-- TASK TO COMPLETE --
The entries are to be returned exactly, with images left out.

-- EXCERPTED RECORDS --
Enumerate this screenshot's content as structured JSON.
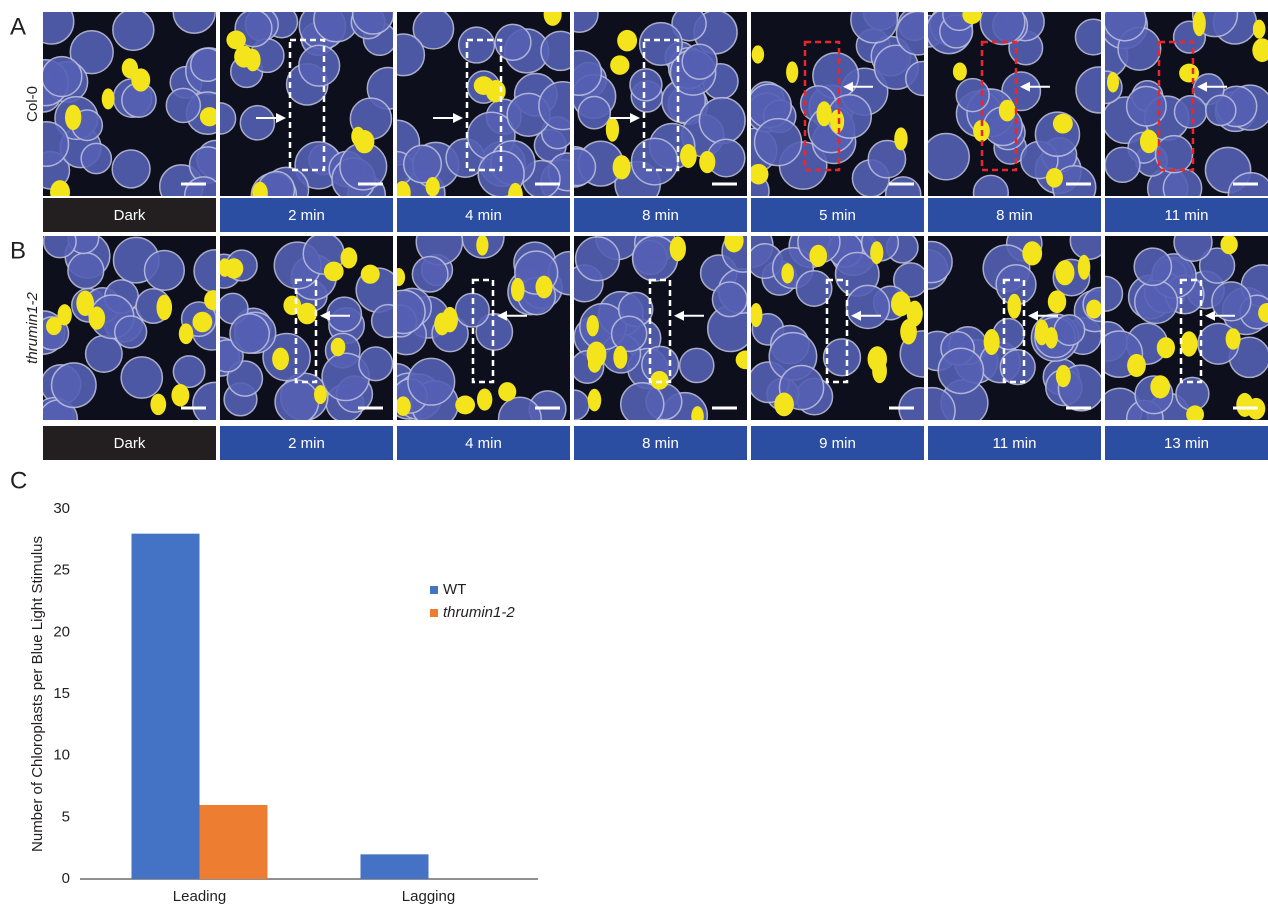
{
  "panel_labels": [
    "A",
    "B",
    "C"
  ],
  "rows": [
    {
      "genotype": "Col-0",
      "times": [
        "Dark",
        "2 min",
        "4 min",
        "8 min",
        "5 min",
        "8 min",
        "11 min"
      ]
    },
    {
      "genotype": "thrumin1-2",
      "times": [
        "Dark",
        "2 min",
        "4 min",
        "8 min",
        "9 min",
        "11 min",
        "13 min"
      ]
    }
  ],
  "chart_data": {
    "type": "bar",
    "y_label": "Number of Chloroplasts per Blue Light Stimulus",
    "categories": [
      "Leading",
      "Lagging"
    ],
    "series": [
      {
        "name": "WT",
        "color": "#4472c4",
        "values": [
          28,
          2
        ]
      },
      {
        "name": "thrumin1-2",
        "color": "#ed7d31",
        "values": [
          6,
          0
        ]
      }
    ],
    "ylim": [
      0,
      30
    ],
    "yticks": [
      0,
      5,
      10,
      15,
      20,
      25,
      30
    ]
  }
}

-- FULL OUTPUT --
Enumerate this screenshot's content as structured JSON.
{
  "panel_labels": [
    "A",
    "B",
    "C"
  ],
  "rows": [
    {
      "genotype": "Col-0",
      "times": [
        "Dark",
        "2 min",
        "4 min",
        "8 min",
        "5 min",
        "8 min",
        "11 min"
      ]
    },
    {
      "genotype": "thrumin1-2",
      "times": [
        "Dark",
        "2 min",
        "4 min",
        "8 min",
        "9 min",
        "11 min",
        "13 min"
      ]
    }
  ],
  "chart_data": {
    "type": "bar",
    "y_label": "Number of Chloroplasts per Blue Light Stimulus",
    "categories": [
      "Leading",
      "Lagging"
    ],
    "series": [
      {
        "name": "WT",
        "color": "#4472c4",
        "values": [
          28,
          2
        ]
      },
      {
        "name": "thrumin1-2",
        "color": "#ed7d31",
        "values": [
          6,
          0
        ]
      }
    ],
    "ylim": [
      0,
      30
    ],
    "yticks": [
      0,
      5,
      10,
      15,
      20,
      25,
      30
    ]
  }
}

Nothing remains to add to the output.